>>>

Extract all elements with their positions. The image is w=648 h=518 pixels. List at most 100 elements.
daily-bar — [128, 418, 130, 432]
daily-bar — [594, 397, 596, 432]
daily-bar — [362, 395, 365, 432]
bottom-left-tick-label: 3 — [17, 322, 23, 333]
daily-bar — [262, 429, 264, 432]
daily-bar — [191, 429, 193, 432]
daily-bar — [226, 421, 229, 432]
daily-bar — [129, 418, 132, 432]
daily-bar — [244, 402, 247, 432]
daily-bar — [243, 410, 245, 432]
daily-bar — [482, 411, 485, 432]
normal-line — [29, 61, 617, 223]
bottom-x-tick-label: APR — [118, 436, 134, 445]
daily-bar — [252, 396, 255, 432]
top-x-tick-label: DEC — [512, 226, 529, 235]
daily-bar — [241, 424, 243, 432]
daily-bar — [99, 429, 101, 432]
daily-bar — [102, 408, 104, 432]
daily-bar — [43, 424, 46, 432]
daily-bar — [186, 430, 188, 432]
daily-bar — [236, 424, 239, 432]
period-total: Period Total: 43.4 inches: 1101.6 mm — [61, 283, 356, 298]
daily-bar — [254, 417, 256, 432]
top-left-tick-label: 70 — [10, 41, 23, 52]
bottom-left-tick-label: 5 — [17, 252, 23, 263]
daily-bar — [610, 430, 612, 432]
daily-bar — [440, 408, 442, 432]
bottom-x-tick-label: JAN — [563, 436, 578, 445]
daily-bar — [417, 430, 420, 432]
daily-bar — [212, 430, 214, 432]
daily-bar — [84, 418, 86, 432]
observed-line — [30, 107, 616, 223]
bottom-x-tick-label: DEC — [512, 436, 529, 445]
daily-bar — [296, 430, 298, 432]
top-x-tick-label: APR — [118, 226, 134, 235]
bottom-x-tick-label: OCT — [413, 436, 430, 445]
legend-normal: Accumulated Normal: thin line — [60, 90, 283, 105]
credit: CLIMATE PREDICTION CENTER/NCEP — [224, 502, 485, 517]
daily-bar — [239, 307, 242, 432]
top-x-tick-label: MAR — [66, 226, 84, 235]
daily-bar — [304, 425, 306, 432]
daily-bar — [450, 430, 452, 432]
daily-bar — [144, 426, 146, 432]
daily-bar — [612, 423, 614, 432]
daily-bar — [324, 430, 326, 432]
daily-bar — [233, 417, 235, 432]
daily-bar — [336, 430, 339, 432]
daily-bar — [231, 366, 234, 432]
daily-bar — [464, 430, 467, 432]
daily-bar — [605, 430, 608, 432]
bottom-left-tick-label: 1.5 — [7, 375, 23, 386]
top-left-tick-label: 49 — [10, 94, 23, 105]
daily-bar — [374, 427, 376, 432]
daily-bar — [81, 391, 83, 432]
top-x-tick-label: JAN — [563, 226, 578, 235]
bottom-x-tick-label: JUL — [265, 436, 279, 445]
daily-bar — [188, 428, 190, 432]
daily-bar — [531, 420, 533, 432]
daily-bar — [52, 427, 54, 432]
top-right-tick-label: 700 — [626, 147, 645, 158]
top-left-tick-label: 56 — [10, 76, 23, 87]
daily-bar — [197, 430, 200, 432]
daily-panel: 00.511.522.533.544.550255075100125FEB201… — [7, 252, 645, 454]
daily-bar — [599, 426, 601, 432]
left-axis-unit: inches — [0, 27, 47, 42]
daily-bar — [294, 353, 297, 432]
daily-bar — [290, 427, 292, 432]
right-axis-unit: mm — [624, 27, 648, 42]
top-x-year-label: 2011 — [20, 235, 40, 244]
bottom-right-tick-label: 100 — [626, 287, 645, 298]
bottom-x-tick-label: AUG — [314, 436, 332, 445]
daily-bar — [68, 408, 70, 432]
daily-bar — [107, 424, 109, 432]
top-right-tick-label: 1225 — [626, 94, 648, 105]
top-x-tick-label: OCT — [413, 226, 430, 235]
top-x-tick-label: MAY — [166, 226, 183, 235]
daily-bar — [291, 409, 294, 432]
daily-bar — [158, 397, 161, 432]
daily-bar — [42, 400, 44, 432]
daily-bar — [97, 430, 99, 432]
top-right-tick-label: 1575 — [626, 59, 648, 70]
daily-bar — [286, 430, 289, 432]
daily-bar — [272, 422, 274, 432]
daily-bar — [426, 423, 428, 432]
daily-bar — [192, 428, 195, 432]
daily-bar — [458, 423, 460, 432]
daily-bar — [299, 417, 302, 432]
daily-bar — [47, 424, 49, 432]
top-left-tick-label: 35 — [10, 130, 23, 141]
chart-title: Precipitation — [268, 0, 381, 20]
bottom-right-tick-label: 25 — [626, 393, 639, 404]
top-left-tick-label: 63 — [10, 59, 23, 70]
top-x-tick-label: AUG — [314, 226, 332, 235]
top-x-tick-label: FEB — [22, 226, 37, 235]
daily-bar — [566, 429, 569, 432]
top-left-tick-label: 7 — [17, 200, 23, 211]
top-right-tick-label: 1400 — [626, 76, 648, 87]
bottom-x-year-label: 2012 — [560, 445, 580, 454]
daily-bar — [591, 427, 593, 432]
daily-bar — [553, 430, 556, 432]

<<<

WHAT YOU HAVE TO DO:
Rewrite these lines with "daily-bar" changed to "rain-bar" wherever it occurs, leaving everything else as it is.

COMPLETE OUTPUT:
Extract all elements with their positions. The image is w=648 h=518 pixels. List at most 100 elements.
rain-bar — [128, 418, 130, 432]
rain-bar — [594, 397, 596, 432]
rain-bar — [362, 395, 365, 432]
bottom-left-tick-label: 3 — [17, 322, 23, 333]
rain-bar — [262, 429, 264, 432]
rain-bar — [191, 429, 193, 432]
rain-bar — [226, 421, 229, 432]
rain-bar — [129, 418, 132, 432]
rain-bar — [244, 402, 247, 432]
rain-bar — [243, 410, 245, 432]
rain-bar — [482, 411, 485, 432]
normal-line — [29, 61, 617, 223]
bottom-x-tick-label: APR — [118, 436, 134, 445]
rain-bar — [252, 396, 255, 432]
top-x-tick-label: DEC — [512, 226, 529, 235]
rain-bar — [241, 424, 243, 432]
rain-bar — [99, 429, 101, 432]
rain-bar — [102, 408, 104, 432]
rain-bar — [43, 424, 46, 432]
rain-bar — [186, 430, 188, 432]
rain-bar — [236, 424, 239, 432]
period-total: Period Total: 43.4 inches: 1101.6 mm — [61, 283, 356, 298]
rain-bar — [254, 417, 256, 432]
top-left-tick-label: 70 — [10, 41, 23, 52]
bottom-left-tick-label: 5 — [17, 252, 23, 263]
rain-bar — [610, 430, 612, 432]
rain-bar — [440, 408, 442, 432]
bottom-x-tick-label: JAN — [563, 436, 578, 445]
rain-bar — [417, 430, 420, 432]
rain-bar — [212, 430, 214, 432]
rain-bar — [84, 418, 86, 432]
observed-line — [30, 107, 616, 223]
bottom-x-tick-label: DEC — [512, 436, 529, 445]
rain-bar — [296, 430, 298, 432]
top-x-tick-label: APR — [118, 226, 134, 235]
bottom-x-tick-label: OCT — [413, 436, 430, 445]
legend-normal: Accumulated Normal: thin line — [60, 90, 283, 105]
credit: CLIMATE PREDICTION CENTER/NCEP — [224, 502, 485, 517]
rain-bar — [239, 307, 242, 432]
top-x-tick-label: MAR — [66, 226, 84, 235]
rain-bar — [304, 425, 306, 432]
rain-bar — [450, 430, 452, 432]
rain-bar — [144, 426, 146, 432]
rain-bar — [612, 423, 614, 432]
rain-bar — [324, 430, 326, 432]
rain-bar — [233, 417, 235, 432]
rain-bar — [336, 430, 339, 432]
rain-bar — [231, 366, 234, 432]
rain-bar — [464, 430, 467, 432]
rain-bar — [605, 430, 608, 432]
bottom-left-tick-label: 1.5 — [7, 375, 23, 386]
top-left-tick-label: 49 — [10, 94, 23, 105]
rain-bar — [374, 427, 376, 432]
rain-bar — [81, 391, 83, 432]
top-x-tick-label: JAN — [563, 226, 578, 235]
bottom-x-tick-label: JUL — [265, 436, 279, 445]
rain-bar — [188, 428, 190, 432]
rain-bar — [531, 420, 533, 432]
rain-bar — [52, 427, 54, 432]
top-right-tick-label: 700 — [626, 147, 645, 158]
top-left-tick-label: 56 — [10, 76, 23, 87]
rain-bar — [197, 430, 200, 432]
daily-panel: 00.511.522.533.544.550255075100125FEB201… — [7, 252, 645, 454]
rain-bar — [599, 426, 601, 432]
left-axis-unit: inches — [0, 27, 47, 42]
rain-bar — [294, 353, 297, 432]
rain-bar — [290, 427, 292, 432]
right-axis-unit: mm — [624, 27, 648, 42]
top-x-year-label: 2011 — [20, 235, 40, 244]
bottom-right-tick-label: 100 — [626, 287, 645, 298]
bottom-x-tick-label: AUG — [314, 436, 332, 445]
rain-bar — [68, 408, 70, 432]
rain-bar — [107, 424, 109, 432]
top-right-tick-label: 1225 — [626, 94, 648, 105]
top-x-tick-label: OCT — [413, 226, 430, 235]
top-x-tick-label: MAY — [166, 226, 183, 235]
rain-bar — [291, 409, 294, 432]
rain-bar — [158, 397, 161, 432]
rain-bar — [42, 400, 44, 432]
rain-bar — [97, 430, 99, 432]
top-right-tick-label: 1575 — [626, 59, 648, 70]
rain-bar — [286, 430, 289, 432]
rain-bar — [272, 422, 274, 432]
rain-bar — [426, 423, 428, 432]
rain-bar — [192, 428, 195, 432]
rain-bar — [458, 423, 460, 432]
rain-bar — [299, 417, 302, 432]
rain-bar — [47, 424, 49, 432]
top-left-tick-label: 35 — [10, 130, 23, 141]
chart-title: Precipitation — [268, 0, 381, 20]
bottom-right-tick-label: 25 — [626, 393, 639, 404]
top-left-tick-label: 63 — [10, 59, 23, 70]
top-x-tick-label: AUG — [314, 226, 332, 235]
top-x-tick-label: FEB — [22, 226, 37, 235]
rain-bar — [566, 429, 569, 432]
top-left-tick-label: 7 — [17, 200, 23, 211]
top-right-tick-label: 1400 — [626, 76, 648, 87]
bottom-x-year-label: 2012 — [560, 445, 580, 454]
rain-bar — [591, 427, 593, 432]
rain-bar — [553, 430, 556, 432]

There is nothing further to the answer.